To do: Scan the data that follows and count the lines with the string "name"; answer with the count alone.

Working data:
________________________________________

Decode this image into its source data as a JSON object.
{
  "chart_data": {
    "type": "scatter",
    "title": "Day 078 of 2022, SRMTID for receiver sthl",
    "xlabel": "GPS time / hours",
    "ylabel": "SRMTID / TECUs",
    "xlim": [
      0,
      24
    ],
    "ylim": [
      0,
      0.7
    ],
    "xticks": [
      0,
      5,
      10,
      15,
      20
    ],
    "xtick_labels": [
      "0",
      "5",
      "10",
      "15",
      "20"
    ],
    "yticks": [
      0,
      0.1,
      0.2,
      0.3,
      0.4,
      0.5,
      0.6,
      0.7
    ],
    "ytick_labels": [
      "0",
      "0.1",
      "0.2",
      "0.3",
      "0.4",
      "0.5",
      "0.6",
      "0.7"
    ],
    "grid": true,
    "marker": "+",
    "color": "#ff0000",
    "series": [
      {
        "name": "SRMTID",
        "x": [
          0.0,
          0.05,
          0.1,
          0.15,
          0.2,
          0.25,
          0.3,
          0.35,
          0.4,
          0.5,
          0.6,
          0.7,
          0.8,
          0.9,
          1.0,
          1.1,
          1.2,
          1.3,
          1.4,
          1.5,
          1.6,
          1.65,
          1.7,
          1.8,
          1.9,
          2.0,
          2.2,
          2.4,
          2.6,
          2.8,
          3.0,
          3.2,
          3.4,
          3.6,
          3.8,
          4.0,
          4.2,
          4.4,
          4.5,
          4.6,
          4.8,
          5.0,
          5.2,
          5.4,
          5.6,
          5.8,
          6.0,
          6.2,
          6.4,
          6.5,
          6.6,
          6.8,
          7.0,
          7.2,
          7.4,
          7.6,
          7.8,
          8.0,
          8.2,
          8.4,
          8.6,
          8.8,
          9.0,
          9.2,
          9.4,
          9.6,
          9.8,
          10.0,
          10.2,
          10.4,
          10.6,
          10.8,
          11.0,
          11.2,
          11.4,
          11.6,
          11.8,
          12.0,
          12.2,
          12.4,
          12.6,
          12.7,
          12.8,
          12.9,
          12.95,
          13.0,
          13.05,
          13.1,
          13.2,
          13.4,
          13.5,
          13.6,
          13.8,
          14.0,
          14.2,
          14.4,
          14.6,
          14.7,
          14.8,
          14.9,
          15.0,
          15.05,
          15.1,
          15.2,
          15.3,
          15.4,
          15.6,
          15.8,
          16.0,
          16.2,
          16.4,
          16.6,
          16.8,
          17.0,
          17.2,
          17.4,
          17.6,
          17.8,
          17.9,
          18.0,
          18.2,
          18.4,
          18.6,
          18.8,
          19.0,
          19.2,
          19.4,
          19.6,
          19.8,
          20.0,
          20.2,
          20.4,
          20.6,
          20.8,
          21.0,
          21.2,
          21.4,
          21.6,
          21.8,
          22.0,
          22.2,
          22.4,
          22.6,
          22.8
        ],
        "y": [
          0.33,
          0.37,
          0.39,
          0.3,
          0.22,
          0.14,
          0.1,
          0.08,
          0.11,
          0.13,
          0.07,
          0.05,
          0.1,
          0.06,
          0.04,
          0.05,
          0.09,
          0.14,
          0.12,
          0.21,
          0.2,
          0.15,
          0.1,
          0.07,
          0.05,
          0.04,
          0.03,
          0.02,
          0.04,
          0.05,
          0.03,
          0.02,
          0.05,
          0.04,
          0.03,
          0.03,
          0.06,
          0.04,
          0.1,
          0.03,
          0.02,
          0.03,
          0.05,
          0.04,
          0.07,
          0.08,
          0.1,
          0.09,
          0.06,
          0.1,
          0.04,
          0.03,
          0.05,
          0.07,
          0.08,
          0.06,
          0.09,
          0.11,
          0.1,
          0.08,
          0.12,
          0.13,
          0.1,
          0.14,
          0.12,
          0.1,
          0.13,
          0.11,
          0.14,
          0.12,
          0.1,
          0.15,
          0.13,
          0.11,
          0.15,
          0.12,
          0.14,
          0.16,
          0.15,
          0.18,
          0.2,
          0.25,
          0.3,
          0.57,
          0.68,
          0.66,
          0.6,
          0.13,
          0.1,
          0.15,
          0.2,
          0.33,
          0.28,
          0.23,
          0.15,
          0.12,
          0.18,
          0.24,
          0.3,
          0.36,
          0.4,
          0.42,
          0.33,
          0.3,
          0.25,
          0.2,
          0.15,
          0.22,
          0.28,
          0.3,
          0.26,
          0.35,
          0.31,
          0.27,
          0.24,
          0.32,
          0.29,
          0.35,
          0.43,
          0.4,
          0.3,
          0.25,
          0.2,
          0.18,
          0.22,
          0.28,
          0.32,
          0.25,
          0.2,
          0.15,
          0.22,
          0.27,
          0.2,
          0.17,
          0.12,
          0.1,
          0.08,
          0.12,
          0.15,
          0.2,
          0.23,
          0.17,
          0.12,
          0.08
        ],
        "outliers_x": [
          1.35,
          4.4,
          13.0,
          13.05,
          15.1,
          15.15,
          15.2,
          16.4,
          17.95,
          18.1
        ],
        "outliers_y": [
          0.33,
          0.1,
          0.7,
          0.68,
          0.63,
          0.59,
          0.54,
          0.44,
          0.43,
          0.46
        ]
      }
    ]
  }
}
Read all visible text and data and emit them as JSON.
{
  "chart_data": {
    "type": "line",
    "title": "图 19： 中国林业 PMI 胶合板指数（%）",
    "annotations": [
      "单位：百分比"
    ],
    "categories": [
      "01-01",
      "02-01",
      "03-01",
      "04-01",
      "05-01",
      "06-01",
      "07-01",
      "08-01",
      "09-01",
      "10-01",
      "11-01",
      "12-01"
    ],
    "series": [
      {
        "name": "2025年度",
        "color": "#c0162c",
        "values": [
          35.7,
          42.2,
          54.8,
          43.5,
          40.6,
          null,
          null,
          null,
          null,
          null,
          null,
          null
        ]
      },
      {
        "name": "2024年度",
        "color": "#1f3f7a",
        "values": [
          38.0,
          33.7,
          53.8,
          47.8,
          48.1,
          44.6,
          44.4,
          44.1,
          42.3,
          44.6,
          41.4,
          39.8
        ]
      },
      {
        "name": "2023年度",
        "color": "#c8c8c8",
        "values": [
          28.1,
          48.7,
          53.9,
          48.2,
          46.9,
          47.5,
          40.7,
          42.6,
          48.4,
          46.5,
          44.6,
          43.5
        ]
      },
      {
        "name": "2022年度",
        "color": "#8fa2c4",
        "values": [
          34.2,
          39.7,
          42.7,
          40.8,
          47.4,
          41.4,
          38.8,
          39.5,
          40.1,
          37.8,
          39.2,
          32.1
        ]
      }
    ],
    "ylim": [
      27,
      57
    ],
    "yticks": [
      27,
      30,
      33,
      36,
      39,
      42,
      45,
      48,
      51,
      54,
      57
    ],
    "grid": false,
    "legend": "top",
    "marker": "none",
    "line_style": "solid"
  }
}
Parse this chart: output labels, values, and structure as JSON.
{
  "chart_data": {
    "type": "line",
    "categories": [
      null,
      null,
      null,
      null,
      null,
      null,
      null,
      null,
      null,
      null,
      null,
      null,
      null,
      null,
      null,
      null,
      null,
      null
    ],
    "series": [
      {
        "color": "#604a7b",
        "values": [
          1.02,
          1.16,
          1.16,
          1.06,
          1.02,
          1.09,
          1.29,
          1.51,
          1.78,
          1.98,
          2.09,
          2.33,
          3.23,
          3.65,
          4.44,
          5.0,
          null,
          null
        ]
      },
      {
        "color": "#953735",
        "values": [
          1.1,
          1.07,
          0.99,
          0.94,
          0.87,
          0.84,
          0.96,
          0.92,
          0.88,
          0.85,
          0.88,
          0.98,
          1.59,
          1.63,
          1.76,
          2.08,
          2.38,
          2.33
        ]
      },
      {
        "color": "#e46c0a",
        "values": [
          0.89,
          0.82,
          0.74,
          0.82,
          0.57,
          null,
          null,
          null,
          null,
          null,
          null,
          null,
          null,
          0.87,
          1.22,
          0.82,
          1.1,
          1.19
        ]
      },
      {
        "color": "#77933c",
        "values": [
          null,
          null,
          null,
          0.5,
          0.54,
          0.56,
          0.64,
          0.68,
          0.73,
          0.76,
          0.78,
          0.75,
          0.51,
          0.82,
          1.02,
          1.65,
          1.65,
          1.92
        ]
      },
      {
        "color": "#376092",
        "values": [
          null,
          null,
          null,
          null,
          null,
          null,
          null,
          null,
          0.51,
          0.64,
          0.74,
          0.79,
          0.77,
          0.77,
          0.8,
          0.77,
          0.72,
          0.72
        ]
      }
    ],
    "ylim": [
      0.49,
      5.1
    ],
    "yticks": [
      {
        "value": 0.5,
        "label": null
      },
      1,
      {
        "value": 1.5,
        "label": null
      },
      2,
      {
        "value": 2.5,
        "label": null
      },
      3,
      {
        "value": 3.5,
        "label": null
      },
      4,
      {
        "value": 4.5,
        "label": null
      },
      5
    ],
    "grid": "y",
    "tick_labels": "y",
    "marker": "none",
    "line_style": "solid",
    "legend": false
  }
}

________________________________________

Full solution: 5